### TASK INSTRUCTIONS
Where a line contains the word "text", copy that line.

### RAW RECORDS

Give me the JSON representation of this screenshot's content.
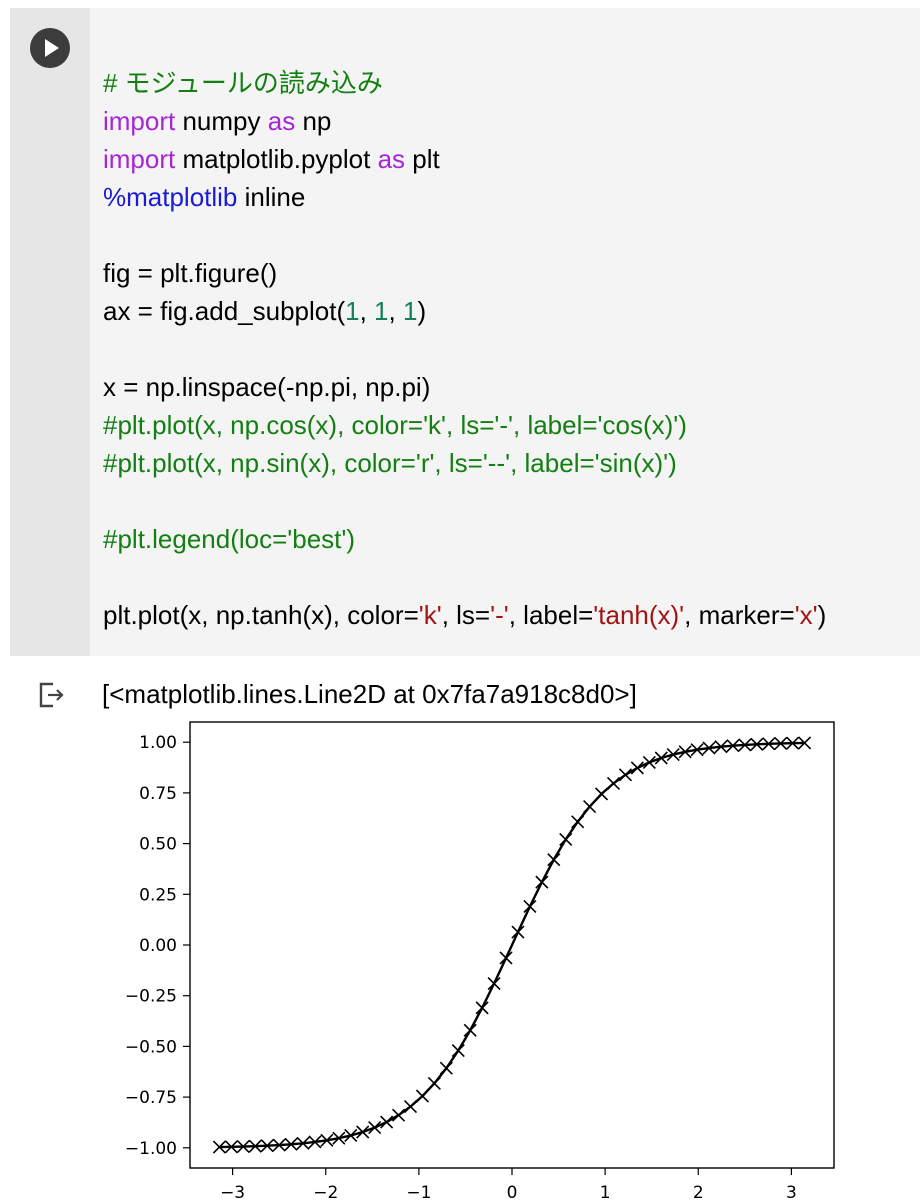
{
  "run_button": {
    "icon": "play-icon"
  },
  "code": {
    "line_comment_modules": "# モジュールの読み込み",
    "kw_import_1": "import",
    "import_numpy_rest": " numpy ",
    "kw_as_1": "as",
    "np_alias": " np",
    "kw_import_2": "import",
    "import_plt_rest": " matplotlib.pyplot ",
    "kw_as_2": "as",
    "plt_alias": " plt",
    "magic": "%matplotlib",
    "magic_rest": " inline",
    "fig_line": "fig = plt.figure()",
    "ax_prefix": "ax = fig.add_subplot(",
    "ax_n1": "1",
    "ax_sep1": ", ",
    "ax_n2": "1",
    "ax_sep2": ", ",
    "ax_n3": "1",
    "ax_suffix": ")",
    "x_line": "x = np.linspace(-np.pi, np.pi)",
    "comment_cos": "#plt.plot(x, np.cos(x), color='k', ls='-', label='cos(x)')",
    "comment_sin": "#plt.plot(x, np.sin(x), color='r', ls='--', label='sin(x)')",
    "comment_legend": "#plt.legend(loc='best')",
    "plot_p1": "plt.plot(x, np.tanh(x), color=",
    "plot_s1": "'k'",
    "plot_p2": ", ls=",
    "plot_s2": "'-'",
    "plot_p3": ", label=",
    "plot_s3": "'tanh(x)'",
    "plot_p4": ", marker=",
    "plot_s4": "'x'",
    "plot_p5": ")"
  },
  "output": {
    "icon": "output-arrow-icon",
    "text": "[<matplotlib.lines.Line2D at 0x7fa7a918c8d0>]"
  },
  "colors": {
    "keyword": "#a626d6",
    "comment": "#137f13",
    "magic": "#1b1bd6",
    "number": "#137f5c",
    "string": "#a11414"
  },
  "chart_data": {
    "type": "line",
    "function": "tanh",
    "x_range": [
      -3.14159,
      3.14159
    ],
    "num_points": 50,
    "line_color": "#000000",
    "line_style": "solid",
    "marker": "x",
    "xlim": [
      -3.4575,
      3.4575
    ],
    "ylim": [
      -1.0996,
      1.0996
    ],
    "xticks": [
      -3,
      -2,
      -1,
      0,
      1,
      2,
      3
    ],
    "xtick_labels": [
      "−3",
      "−2",
      "−1",
      "0",
      "1",
      "2",
      "3"
    ],
    "yticks": [
      -1.0,
      -0.75,
      -0.5,
      -0.25,
      0.0,
      0.25,
      0.5,
      0.75,
      1.0
    ],
    "ytick_labels": [
      "−1.00",
      "−0.75",
      "−0.50",
      "−0.25",
      "0.00",
      "0.25",
      "0.50",
      "0.75",
      "1.00"
    ],
    "grid": false
  }
}
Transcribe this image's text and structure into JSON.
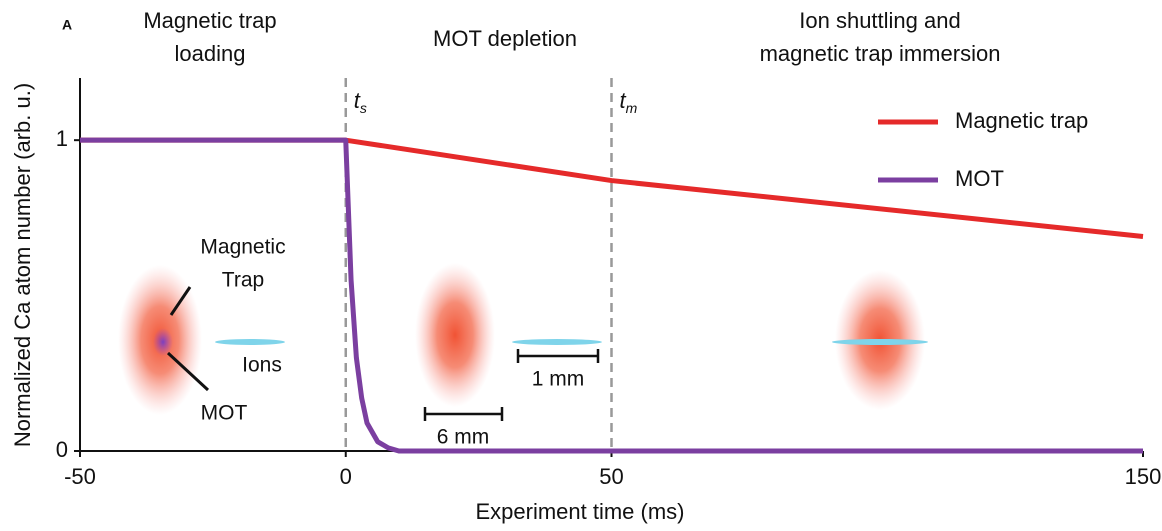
{
  "chart_data": {
    "type": "line",
    "panel": "A",
    "sections": [
      [
        "Magnetic trap",
        "loading"
      ],
      [
        "MOT depletion"
      ],
      [
        "Ion shuttling and",
        "magnetic trap immersion"
      ]
    ],
    "xlabel": "Experiment time (ms)",
    "ylabel": "Normalized Ca atom number (arb. u.)",
    "xlim": [
      -50,
      150
    ],
    "xticks": [
      -50,
      0,
      50,
      150
    ],
    "ylim": [
      0,
      1.2
    ],
    "yticks": [
      0,
      1
    ],
    "legend": "top-right",
    "vlines": [
      {
        "x": 0,
        "label": "t",
        "sub": "s"
      },
      {
        "x": 50,
        "label": "t",
        "sub": "m"
      }
    ],
    "series": [
      {
        "name": "Magnetic trap",
        "color": "#e52a2a",
        "x": [
          -50,
          0,
          50,
          150
        ],
        "values": [
          1.0,
          1.0,
          0.87,
          0.69
        ]
      },
      {
        "name": "MOT",
        "color": "#7b3fa0",
        "x": [
          -50,
          0,
          1,
          2,
          3,
          4,
          6,
          8,
          10,
          150
        ],
        "values": [
          1.0,
          1.0,
          0.55,
          0.3,
          0.17,
          0.09,
          0.03,
          0.01,
          0,
          0
        ]
      }
    ],
    "annotations": {
      "magnetic_trap": [
        "Magnetic",
        "Trap"
      ],
      "ions": "Ions",
      "mot": "MOT",
      "scale_small": "1 mm",
      "scale_large": "6 mm"
    }
  }
}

### IN RESPONSE
    "text": "[<matplotlib.lines.Line2D at 0x7fa7a918c8d0>]"
Transcribe this image's text and structure into JSON.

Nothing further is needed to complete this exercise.